Exercise instructions.
Set down, word for word, the portion of the extreme value theorem post below that runs from "Hence there is" up to and including "draw than describe).".

Document.
I undestand that the EVT states that if we have an interval like $[a, b]$ then if there is a continuous function $f$ defined over the interval then there are such $x_1, x_2\in [a, b]$ that $f(x_1) = \sup_{[a, b]} f$ and $f(x_2) = \inf_{[a, b]} f$ (in other words – the functions attains its extremes). So as I understand this fact implies that there can be no continuous (bijective?) function that'd transform eg. the interval [0, 1] into the $\mathbb R$ number line.
So my question is about sets like $[a, b)$. The set is not compact therefore the EVT does not apply yet it is somehow similar... Can we say that if we have a continuous $f:[a, b) \to \mathbb R$ then for some value(s) $f$ attains its maximum/minimum/both (but not none of those as with $(a, b)$)?
Hence there is no continuous bijection from eg. $[0, 1)$ to $\mathbb R$? If there is then how come? To me it seems that either we have the function bounded from either above or below by the $f(0)$ value and approaching $\pm\infty$ on the second end, or the function cannot be defined for every point on the interval if we want it to ,,produce'' both $+\infty$ and $-\infty$ in a continuous way (easier to draw than describe).

Given records.
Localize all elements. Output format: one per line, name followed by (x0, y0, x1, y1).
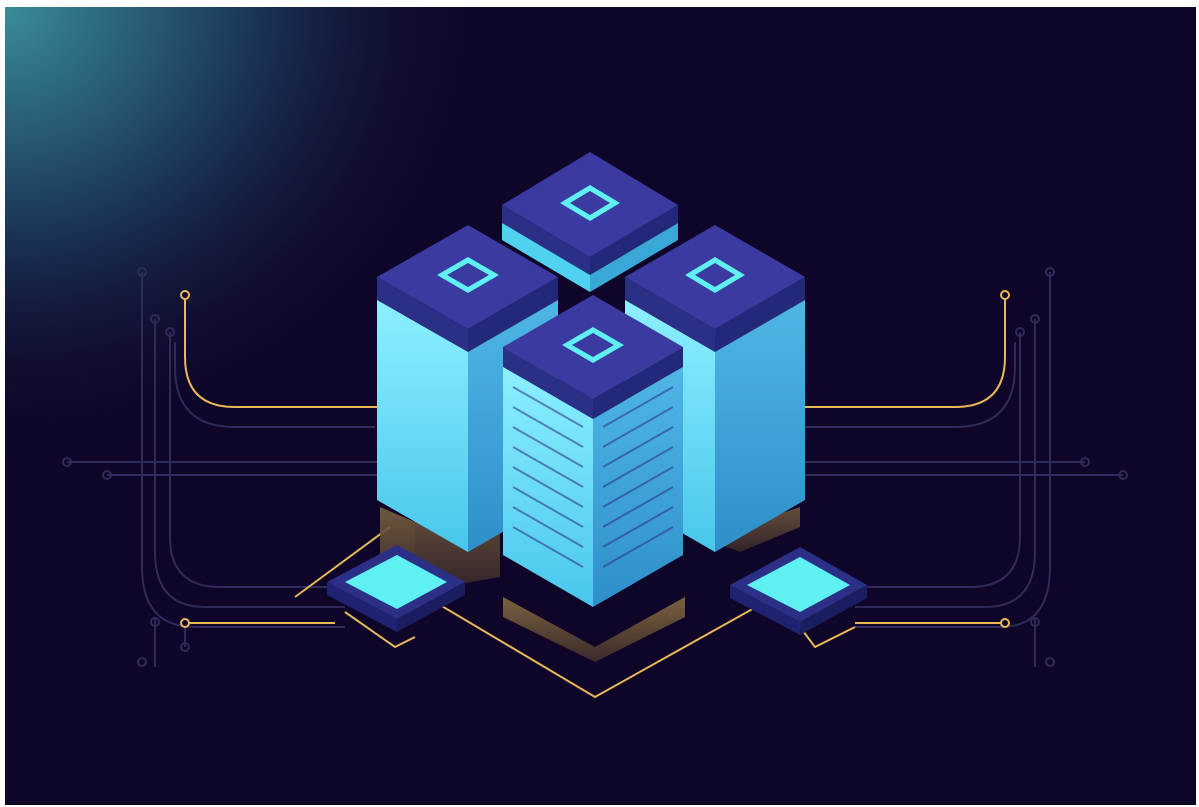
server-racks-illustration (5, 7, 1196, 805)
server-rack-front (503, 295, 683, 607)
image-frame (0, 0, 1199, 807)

* * *

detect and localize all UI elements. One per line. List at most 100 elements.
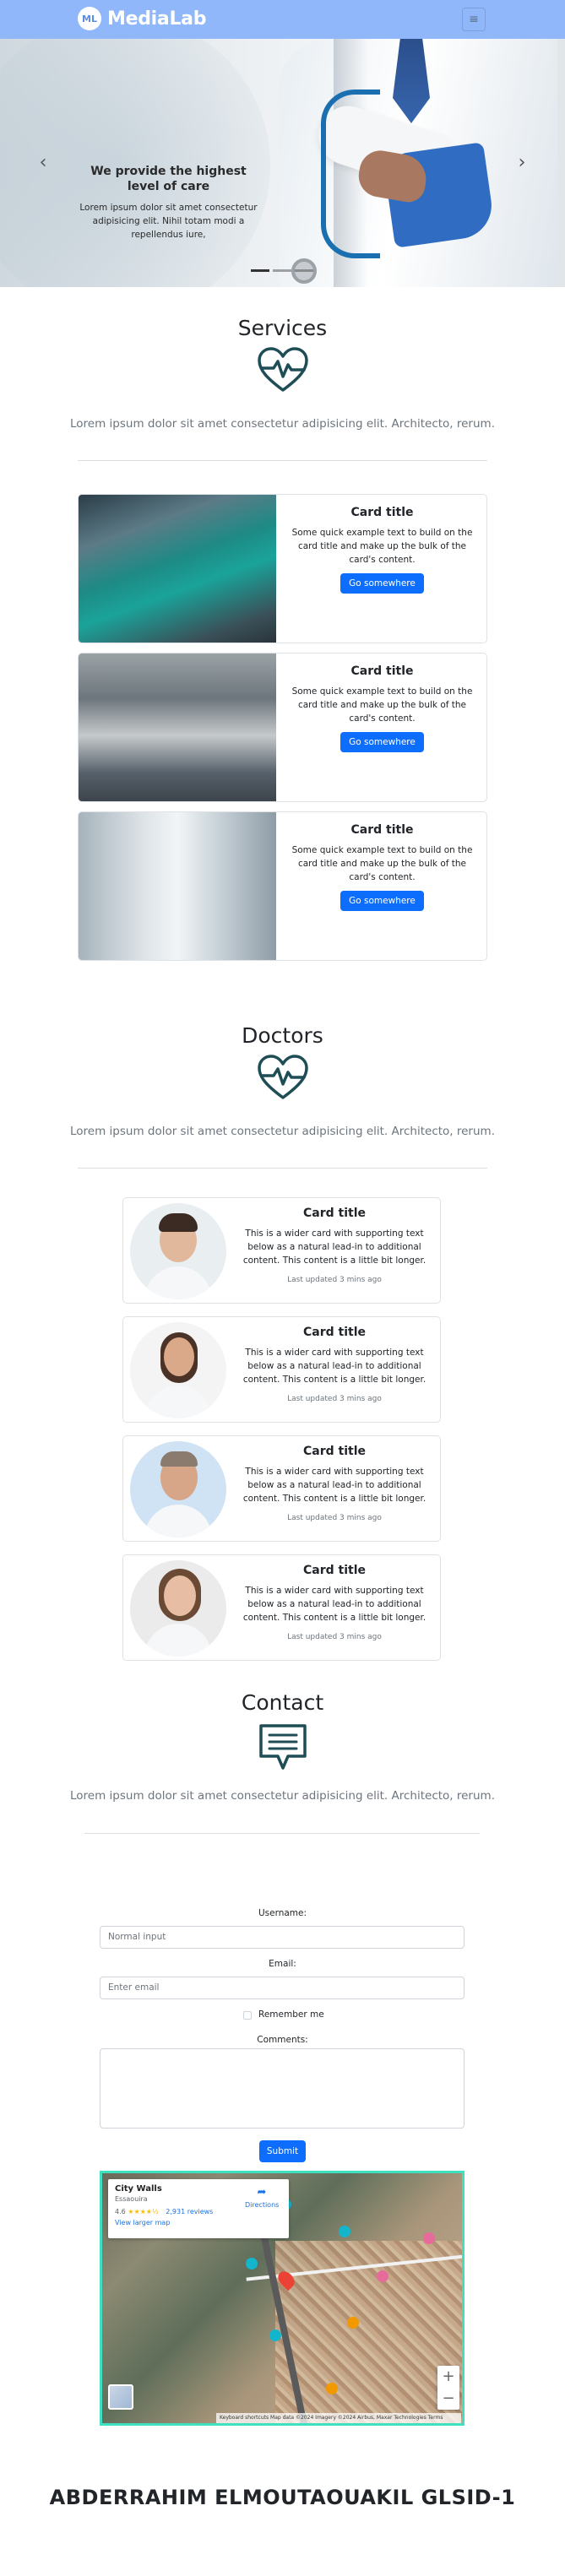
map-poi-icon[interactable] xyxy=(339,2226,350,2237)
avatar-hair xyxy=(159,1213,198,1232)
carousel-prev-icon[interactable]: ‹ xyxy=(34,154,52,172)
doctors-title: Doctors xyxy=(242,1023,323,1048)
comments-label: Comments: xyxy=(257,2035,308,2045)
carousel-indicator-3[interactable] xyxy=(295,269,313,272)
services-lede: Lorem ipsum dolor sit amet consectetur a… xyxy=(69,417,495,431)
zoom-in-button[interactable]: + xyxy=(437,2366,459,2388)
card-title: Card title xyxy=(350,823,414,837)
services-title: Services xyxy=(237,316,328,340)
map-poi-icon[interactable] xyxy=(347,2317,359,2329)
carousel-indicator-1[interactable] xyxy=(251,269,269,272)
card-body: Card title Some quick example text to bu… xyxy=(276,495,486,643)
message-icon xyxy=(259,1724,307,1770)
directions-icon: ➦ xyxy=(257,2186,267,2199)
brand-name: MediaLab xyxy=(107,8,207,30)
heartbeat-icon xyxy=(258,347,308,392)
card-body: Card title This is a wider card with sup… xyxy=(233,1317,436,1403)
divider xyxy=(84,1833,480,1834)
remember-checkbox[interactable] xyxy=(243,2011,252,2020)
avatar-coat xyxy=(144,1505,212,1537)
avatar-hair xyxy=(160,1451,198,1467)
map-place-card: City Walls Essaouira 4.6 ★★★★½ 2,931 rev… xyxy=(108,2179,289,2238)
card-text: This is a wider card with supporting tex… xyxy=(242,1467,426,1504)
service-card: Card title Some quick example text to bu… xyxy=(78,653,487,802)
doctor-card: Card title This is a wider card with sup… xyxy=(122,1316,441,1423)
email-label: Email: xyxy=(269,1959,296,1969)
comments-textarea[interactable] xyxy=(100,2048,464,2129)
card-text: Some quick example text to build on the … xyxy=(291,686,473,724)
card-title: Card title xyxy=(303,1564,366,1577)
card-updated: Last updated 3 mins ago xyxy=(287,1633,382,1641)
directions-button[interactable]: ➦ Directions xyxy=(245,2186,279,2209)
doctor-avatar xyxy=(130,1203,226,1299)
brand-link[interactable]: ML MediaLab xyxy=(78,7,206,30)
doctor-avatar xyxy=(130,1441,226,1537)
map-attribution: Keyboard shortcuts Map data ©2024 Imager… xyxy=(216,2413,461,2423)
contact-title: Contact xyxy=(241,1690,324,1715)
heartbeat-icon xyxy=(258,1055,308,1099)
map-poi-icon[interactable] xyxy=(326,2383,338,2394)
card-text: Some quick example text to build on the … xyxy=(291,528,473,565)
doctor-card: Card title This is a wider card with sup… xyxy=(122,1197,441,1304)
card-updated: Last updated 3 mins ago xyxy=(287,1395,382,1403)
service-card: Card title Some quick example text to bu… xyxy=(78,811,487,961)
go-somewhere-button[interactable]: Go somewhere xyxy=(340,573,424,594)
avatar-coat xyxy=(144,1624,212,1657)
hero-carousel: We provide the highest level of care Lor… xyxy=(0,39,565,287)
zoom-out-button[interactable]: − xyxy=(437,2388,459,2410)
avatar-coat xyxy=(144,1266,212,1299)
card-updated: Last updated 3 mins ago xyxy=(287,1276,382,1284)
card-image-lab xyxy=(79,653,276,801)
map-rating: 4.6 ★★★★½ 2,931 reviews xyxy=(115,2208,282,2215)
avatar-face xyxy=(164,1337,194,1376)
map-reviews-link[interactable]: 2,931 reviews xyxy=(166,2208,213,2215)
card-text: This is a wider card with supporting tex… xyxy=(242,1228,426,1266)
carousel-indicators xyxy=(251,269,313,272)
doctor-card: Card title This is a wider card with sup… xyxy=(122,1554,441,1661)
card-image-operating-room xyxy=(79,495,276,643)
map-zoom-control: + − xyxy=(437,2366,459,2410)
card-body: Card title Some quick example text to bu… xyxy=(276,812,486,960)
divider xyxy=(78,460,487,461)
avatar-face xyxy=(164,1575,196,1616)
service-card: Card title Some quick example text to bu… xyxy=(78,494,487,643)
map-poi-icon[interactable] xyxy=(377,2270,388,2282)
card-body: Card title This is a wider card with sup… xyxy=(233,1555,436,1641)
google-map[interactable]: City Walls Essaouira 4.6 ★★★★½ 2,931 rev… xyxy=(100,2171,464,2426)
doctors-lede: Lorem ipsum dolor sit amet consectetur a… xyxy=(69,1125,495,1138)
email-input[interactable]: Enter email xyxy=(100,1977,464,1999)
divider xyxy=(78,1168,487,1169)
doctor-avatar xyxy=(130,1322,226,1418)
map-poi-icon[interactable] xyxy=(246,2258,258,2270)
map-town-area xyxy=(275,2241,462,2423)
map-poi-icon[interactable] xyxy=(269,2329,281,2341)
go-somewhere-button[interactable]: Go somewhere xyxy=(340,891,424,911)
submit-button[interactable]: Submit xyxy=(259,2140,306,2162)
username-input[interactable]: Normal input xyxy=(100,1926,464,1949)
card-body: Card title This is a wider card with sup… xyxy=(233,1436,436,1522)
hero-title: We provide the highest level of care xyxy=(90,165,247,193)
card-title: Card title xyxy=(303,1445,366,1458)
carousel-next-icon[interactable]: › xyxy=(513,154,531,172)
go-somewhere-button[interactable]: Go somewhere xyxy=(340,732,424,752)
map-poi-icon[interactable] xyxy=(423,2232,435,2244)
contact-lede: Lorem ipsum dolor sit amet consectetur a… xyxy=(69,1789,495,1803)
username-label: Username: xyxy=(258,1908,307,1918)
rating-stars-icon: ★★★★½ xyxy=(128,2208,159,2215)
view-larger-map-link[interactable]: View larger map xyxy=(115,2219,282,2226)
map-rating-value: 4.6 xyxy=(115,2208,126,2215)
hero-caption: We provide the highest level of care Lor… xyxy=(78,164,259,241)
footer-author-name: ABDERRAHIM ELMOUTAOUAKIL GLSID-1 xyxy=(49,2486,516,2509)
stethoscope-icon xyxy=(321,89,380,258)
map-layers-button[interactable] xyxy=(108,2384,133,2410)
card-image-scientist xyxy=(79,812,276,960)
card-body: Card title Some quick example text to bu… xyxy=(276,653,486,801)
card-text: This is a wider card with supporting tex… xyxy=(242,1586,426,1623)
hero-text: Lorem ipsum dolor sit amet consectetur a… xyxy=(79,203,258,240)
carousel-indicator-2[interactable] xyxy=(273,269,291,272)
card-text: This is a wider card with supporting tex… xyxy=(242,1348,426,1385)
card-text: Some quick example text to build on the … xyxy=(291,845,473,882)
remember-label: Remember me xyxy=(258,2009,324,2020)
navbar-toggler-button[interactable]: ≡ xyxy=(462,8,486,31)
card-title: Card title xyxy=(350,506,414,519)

Response.
Hence there is no continuous bijection from eg. $[0, 1)$ to $\mathbb R$? If there is then how come? To me it seems that either we have the function bounded from either above or below by the $f(0)$ value and approaching $\pm\infty$ on the second end, or the function cannot be defined for every point on the interval if we want it to ,,produce'' both $+\infty$ and $-\infty$ in a continuous way (easier to draw than describe).